Instruction: Write out the material again exactly, please, and omit the pictures.

Data:
========================================
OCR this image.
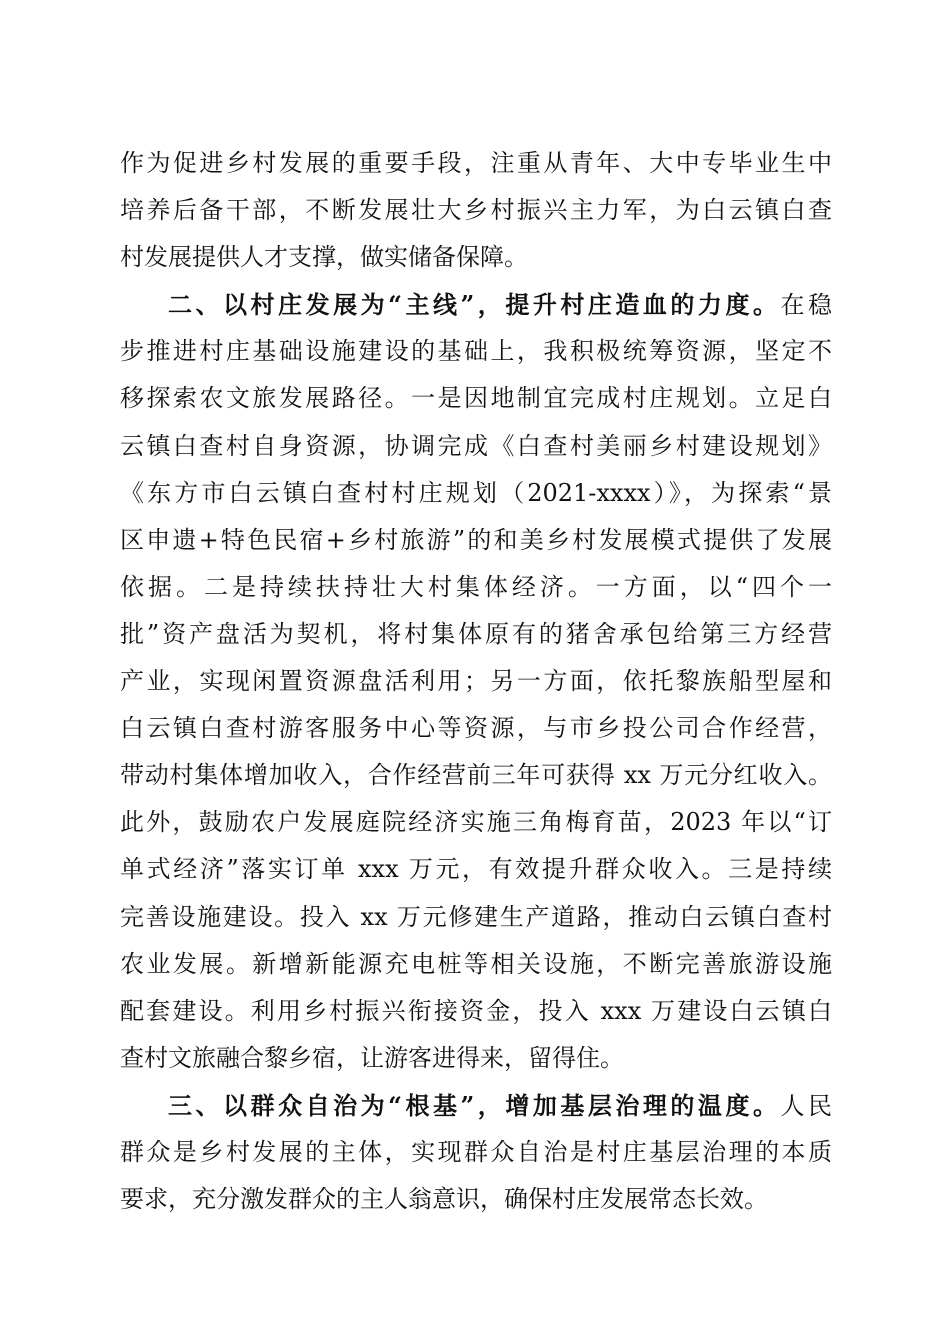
作为促进乡村发展的重要手段，注重从青年、大中专毕业生中
培养后备干部，不断发展壮大乡村振兴主力军，为白云镇白查
村发展提供人才支撑，做实储备保障。
二、以村庄发展为“主线”，提升村庄造血的力度。在稳
步推进村庄基础设施建设的基础上，我积极统筹资源，坚定不
移探索农文旅发展路径。一是因地制宜完成村庄规划。立足白
云镇白查村自身资源，协调完成《白查村美丽乡村建设规划》
《东方市白云镇白查村村庄规划（2021-xxxx）》，为探索“景
区申遗+特色民宿+乡村旅游”的和美乡村发展模式提供了发展
依据。二是持续扶持壮大村集体经济。一方面，以“四个一
批”资产盘活为契机，将村集体原有的猪舍承包给第三方经营
产业，实现闲置资源盘活利用；另一方面，依托黎族船型屋和
白云镇白查村游客服务中心等资源，与市乡投公司合作经营，
带动村集体增加收入，合作经营前三年可获得 xx 万元分红收入。
此外，鼓励农户发展庭院经济实施三角梅育苗，2023 年以“订
单式经济”落实订单 xxx 万元，有效提升群众收入。三是持续
完善设施建设。投入 xx 万元修建生产道路，推动白云镇白查村
农业发展。新增新能源充电桩等相关设施，不断完善旅游设施
配套建设。利用乡村振兴衔接资金，投入 xxx 万建设白云镇白
查村文旅融合黎乡宿，让游客进得来，留得住。
三、以群众自治为“根基”，增加基层治理的温度。人民
群众是乡村发展的主体，实现群众自治是村庄基层治理的本质
要求，充分激发群众的主人翁意识，确保村庄发展常态长效。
========================================
Written solution:
OCR this image.
作为促进乡村发展的重要手段，注重从青年、大中专毕业生中
培养后备干部，不断发展壮大乡村振兴主力军，为白云镇白查
村发展提供人才支撑，做实储备保障。
二、以村庄发展为“主线”，提升村庄造血的力度。在稳
步推进村庄基础设施建设的基础上，我积极统筹资源，坚定不
移探索农文旅发展路径。一是因地制宜完成村庄规划。立足白
云镇白查村自身资源，协调完成《白查村美丽乡村建设规划》
《东方市白云镇白查村村庄规划（2021-xxxx）》，为探索“景
区申遗+特色民宿+乡村旅游”的和美乡村发展模式提供了发展
依据。二是持续扶持壮大村集体经济。一方面，以“四个一
批”资产盘活为契机，将村集体原有的猪舍承包给第三方经营
产业，实现闲置资源盘活利用；另一方面，依托黎族船型屋和
白云镇白查村游客服务中心等资源，与市乡投公司合作经营，
带动村集体增加收入，合作经营前三年可获得 xx 万元分红收入。
此外，鼓励农户发展庭院经济实施三角梅育苗，2023 年以“订
单式经济”落实订单 xxx 万元，有效提升群众收入。三是持续
完善设施建设。投入 xx 万元修建生产道路，推动白云镇白查村
农业发展。新增新能源充电桩等相关设施，不断完善旅游设施
配套建设。利用乡村振兴衔接资金，投入 xxx 万建设白云镇白
查村文旅融合黎乡宿，让游客进得来，留得住。
三、以群众自治为“根基”，增加基层治理的温度。人民
群众是乡村发展的主体，实现群众自治是村庄基层治理的本质
要求，充分激发群众的主人翁意识，确保村庄发展常态长效。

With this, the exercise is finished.